___ ENTRIES PROVIDED ___

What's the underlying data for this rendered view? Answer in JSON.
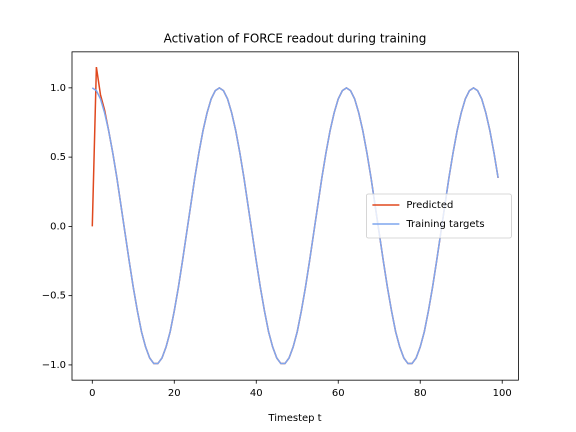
{
  "chart_data": {
    "type": "line",
    "title": "Activation of FORCE readout during training",
    "x_label": "Timestep t",
    "x": [
      0,
      1,
      2,
      3,
      4,
      5,
      6,
      7,
      8,
      9,
      10,
      11,
      12,
      13,
      14,
      15,
      16,
      17,
      18,
      19,
      20,
      21,
      22,
      23,
      24,
      25,
      26,
      27,
      28,
      29,
      30,
      31,
      32,
      33,
      34,
      35,
      36,
      37,
      38,
      39,
      40,
      41,
      42,
      43,
      44,
      45,
      46,
      47,
      48,
      49,
      50,
      51,
      52,
      53,
      54,
      55,
      56,
      57,
      58,
      59,
      60,
      61,
      62,
      63,
      64,
      65,
      66,
      67,
      68,
      69,
      70,
      71,
      72,
      73,
      74,
      75,
      76,
      77,
      78,
      79,
      80,
      81,
      82,
      83,
      84,
      85,
      86,
      87,
      88,
      89,
      90,
      91,
      92,
      93,
      94,
      95,
      96,
      97,
      98,
      99
    ],
    "series": [
      {
        "name": "Predicted",
        "color": "#e0481e",
        "values": [
          0,
          1.15,
          0.95,
          0.84,
          0.69,
          0.53,
          0.35,
          0.15,
          -0.05,
          -0.25,
          -0.44,
          -0.61,
          -0.76,
          -0.87,
          -0.95,
          -0.99,
          -0.99,
          -0.95,
          -0.87,
          -0.76,
          -0.61,
          -0.44,
          -0.25,
          -0.05,
          0.15,
          0.35,
          0.53,
          0.69,
          0.82,
          0.92,
          0.98,
          1.0,
          0.98,
          0.92,
          0.82,
          0.69,
          0.53,
          0.35,
          0.15,
          -0.05,
          -0.25,
          -0.44,
          -0.61,
          -0.76,
          -0.87,
          -0.95,
          -0.99,
          -0.99,
          -0.95,
          -0.87,
          -0.76,
          -0.61,
          -0.44,
          -0.25,
          -0.05,
          0.15,
          0.35,
          0.53,
          0.69,
          0.82,
          0.92,
          0.98,
          1.0,
          0.98,
          0.92,
          0.82,
          0.69,
          0.53,
          0.35,
          0.15,
          -0.05,
          -0.25,
          -0.44,
          -0.61,
          -0.76,
          -0.87,
          -0.95,
          -0.99,
          -0.99,
          -0.95,
          -0.87,
          -0.76,
          -0.61,
          -0.44,
          -0.25,
          -0.05,
          0.15,
          0.35,
          0.53,
          0.69,
          0.82,
          0.92,
          0.98,
          1.0,
          0.98,
          0.92,
          0.82,
          0.69,
          0.53,
          0.35
        ]
      },
      {
        "name": "Training targets",
        "color": "#7fa6ee",
        "values": [
          1.0,
          0.98,
          0.92,
          0.82,
          0.69,
          0.53,
          0.35,
          0.15,
          -0.05,
          -0.25,
          -0.44,
          -0.61,
          -0.76,
          -0.87,
          -0.95,
          -0.99,
          -0.99,
          -0.95,
          -0.87,
          -0.76,
          -0.61,
          -0.44,
          -0.25,
          -0.05,
          0.15,
          0.35,
          0.53,
          0.69,
          0.82,
          0.92,
          0.98,
          1.0,
          0.98,
          0.92,
          0.82,
          0.69,
          0.53,
          0.35,
          0.15,
          -0.05,
          -0.25,
          -0.44,
          -0.61,
          -0.76,
          -0.87,
          -0.95,
          -0.99,
          -0.99,
          -0.95,
          -0.87,
          -0.76,
          -0.61,
          -0.44,
          -0.25,
          -0.05,
          0.15,
          0.35,
          0.53,
          0.69,
          0.82,
          0.92,
          0.98,
          1.0,
          0.98,
          0.92,
          0.82,
          0.69,
          0.53,
          0.35,
          0.15,
          -0.05,
          -0.25,
          -0.44,
          -0.61,
          -0.76,
          -0.87,
          -0.95,
          -0.99,
          -0.99,
          -0.95,
          -0.87,
          -0.76,
          -0.61,
          -0.44,
          -0.25,
          -0.05,
          0.15,
          0.35,
          0.53,
          0.69,
          0.82,
          0.92,
          0.98,
          1.0,
          0.98,
          0.92,
          0.82,
          0.69,
          0.53,
          0.35
        ]
      }
    ],
    "xlim": [
      -4.95,
      103.95
    ],
    "ylim": [
      -1.11,
      1.26
    ],
    "xticks": [
      0,
      20,
      40,
      60,
      80,
      100
    ],
    "yticks": [
      {
        "value": -1,
        "label": "−1.0"
      },
      {
        "value": -0.5,
        "label": "−0.5"
      },
      {
        "value": 0,
        "label": "0.0"
      },
      {
        "value": 0.5,
        "label": "0.5"
      },
      {
        "value": 1,
        "label": "1.0"
      }
    ],
    "legend": "center right"
  }
}
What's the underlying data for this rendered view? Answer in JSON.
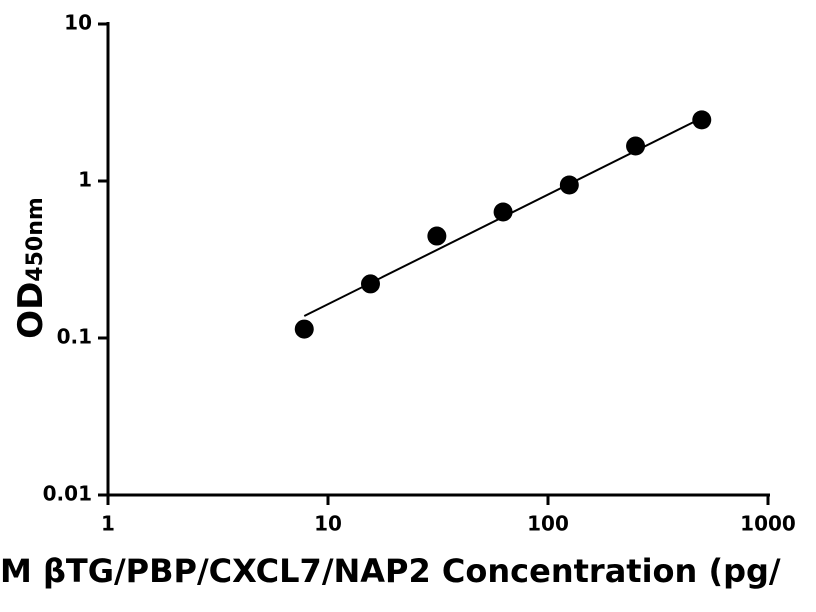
{
  "chart_data": {
    "type": "scatter",
    "x_label": "M βTG/PBP/CXCL7/NAP2 Concentration (pg/",
    "y_label": "OD",
    "y_label_subscript": "450nm",
    "x": [
      7.8,
      15.6,
      31.25,
      62.5,
      125,
      250,
      500
    ],
    "values": [
      0.114,
      0.221,
      0.446,
      0.635,
      0.943,
      1.67,
      2.45
    ],
    "color": "#000000",
    "fit_line": {
      "x": [
        7.8,
        500
      ],
      "values": [
        0.138,
        2.52
      ],
      "color": "#000000"
    },
    "x_log": true,
    "y_log": true,
    "xlim": [
      1,
      1000
    ],
    "xticks": [
      1,
      10,
      100,
      1000
    ],
    "ylim": [
      0.01,
      10
    ],
    "yticks": [
      0.01,
      0.1,
      1,
      10
    ],
    "grid": false
  }
}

___

### WRITTEN INSTRUCTION
Copy each line above precisely, dropping the pictures.

### EXERCISE OUTPUT
What's the underlying data for this rendered view? Answer in JSON.
{
  "chart_data": {
    "type": "line",
    "title": "Activation of FORCE readout during training",
    "x_label": "Timestep t",
    "x": [
      0,
      1,
      2,
      3,
      4,
      5,
      6,
      7,
      8,
      9,
      10,
      11,
      12,
      13,
      14,
      15,
      16,
      17,
      18,
      19,
      20,
      21,
      22,
      23,
      24,
      25,
      26,
      27,
      28,
      29,
      30,
      31,
      32,
      33,
      34,
      35,
      36,
      37,
      38,
      39,
      40,
      41,
      42,
      43,
      44,
      45,
      46,
      47,
      48,
      49,
      50,
      51,
      52,
      53,
      54,
      55,
      56,
      57,
      58,
      59,
      60,
      61,
      62,
      63,
      64,
      65,
      66,
      67,
      68,
      69,
      70,
      71,
      72,
      73,
      74,
      75,
      76,
      77,
      78,
      79,
      80,
      81,
      82,
      83,
      84,
      85,
      86,
      87,
      88,
      89,
      90,
      91,
      92,
      93,
      94,
      95,
      96,
      97,
      98,
      99
    ],
    "series": [
      {
        "name": "Predicted",
        "color": "#e0481e",
        "values": [
          0,
          1.15,
          0.95,
          0.84,
          0.69,
          0.53,
          0.35,
          0.15,
          -0.05,
          -0.25,
          -0.44,
          -0.61,
          -0.76,
          -0.87,
          -0.95,
          -0.99,
          -0.99,
          -0.95,
          -0.87,
          -0.76,
          -0.61,
          -0.44,
          -0.25,
          -0.05,
          0.15,
          0.35,
          0.53,
          0.69,
          0.82,
          0.92,
          0.98,
          1.0,
          0.98,
          0.92,
          0.82,
          0.69,
          0.53,
          0.35,
          0.15,
          -0.05,
          -0.25,
          -0.44,
          -0.61,
          -0.76,
          -0.87,
          -0.95,
          -0.99,
          -0.99,
          -0.95,
          -0.87,
          -0.76,
          -0.61,
          -0.44,
          -0.25,
          -0.05,
          0.15,
          0.35,
          0.53,
          0.69,
          0.82,
          0.92,
          0.98,
          1.0,
          0.98,
          0.92,
          0.82,
          0.69,
          0.53,
          0.35,
          0.15,
          -0.05,
          -0.25,
          -0.44,
          -0.61,
          -0.76,
          -0.87,
          -0.95,
          -0.99,
          -0.99,
          -0.95,
          -0.87,
          -0.76,
          -0.61,
          -0.44,
          -0.25,
          -0.05,
          0.15,
          0.35,
          0.53,
          0.69,
          0.82,
          0.92,
          0.98,
          1.0,
          0.98,
          0.92,
          0.82,
          0.69,
          0.53,
          0.35
        ]
      },
      {
        "name": "Training targets",
        "color": "#7fa6ee",
        "values": [
          1.0,
          0.98,
          0.92,
          0.82,
          0.69,
          0.53,
          0.35,
          0.15,
          -0.05,
          -0.25,
          -0.44,
          -0.61,
          -0.76,
          -0.87,
          -0.95,
          -0.99,
          -0.99,
          -0.95,
          -0.87,
          -0.76,
          -0.61,
          -0.44,
          -0.25,
          -0.05,
          0.15,
          0.35,
          0.53,
          0.69,
          0.82,
          0.92,
          0.98,
          1.0,
          0.98,
          0.92,
          0.82,
          0.69,
          0.53,
          0.35,
          0.15,
          -0.05,
          -0.25,
          -0.44,
          -0.61,
          -0.76,
          -0.87,
          -0.95,
          -0.99,
          -0.99,
          -0.95,
          -0.87,
          -0.76,
          -0.61,
          -0.44,
          -0.25,
          -0.05,
          0.15,
          0.35,
          0.53,
          0.69,
          0.82,
          0.92,
          0.98,
          1.0,
          0.98,
          0.92,
          0.82,
          0.69,
          0.53,
          0.35,
          0.15,
          -0.05,
          -0.25,
          -0.44,
          -0.61,
          -0.76,
          -0.87,
          -0.95,
          -0.99,
          -0.99,
          -0.95,
          -0.87,
          -0.76,
          -0.61,
          -0.44,
          -0.25,
          -0.05,
          0.15,
          0.35,
          0.53,
          0.69,
          0.82,
          0.92,
          0.98,
          1.0,
          0.98,
          0.92,
          0.82,
          0.69,
          0.53,
          0.35
        ]
      }
    ],
    "xlim": [
      -4.95,
      103.95
    ],
    "ylim": [
      -1.11,
      1.26
    ],
    "xticks": [
      0,
      20,
      40,
      60,
      80,
      100
    ],
    "yticks": [
      {
        "value": -1,
        "label": "−1.0"
      },
      {
        "value": -0.5,
        "label": "−0.5"
      },
      {
        "value": 0,
        "label": "0.0"
      },
      {
        "value": 0.5,
        "label": "0.5"
      },
      {
        "value": 1,
        "label": "1.0"
      }
    ],
    "legend": "center right"
  }
}
What's the underlying data for this rendered view? Answer in JSON.
{
  "chart_data": {
    "type": "scatter",
    "x_label": "M βTG/PBP/CXCL7/NAP2 Concentration (pg/",
    "y_label": "OD",
    "y_label_subscript": "450nm",
    "x": [
      7.8,
      15.6,
      31.25,
      62.5,
      125,
      250,
      500
    ],
    "values": [
      0.114,
      0.221,
      0.446,
      0.635,
      0.943,
      1.67,
      2.45
    ],
    "color": "#000000",
    "fit_line": {
      "x": [
        7.8,
        500
      ],
      "values": [
        0.138,
        2.52
      ],
      "color": "#000000"
    },
    "x_log": true,
    "y_log": true,
    "xlim": [
      1,
      1000
    ],
    "xticks": [
      1,
      10,
      100,
      1000
    ],
    "ylim": [
      0.01,
      10
    ],
    "yticks": [
      0.01,
      0.1,
      1,
      10
    ],
    "grid": false
  }
}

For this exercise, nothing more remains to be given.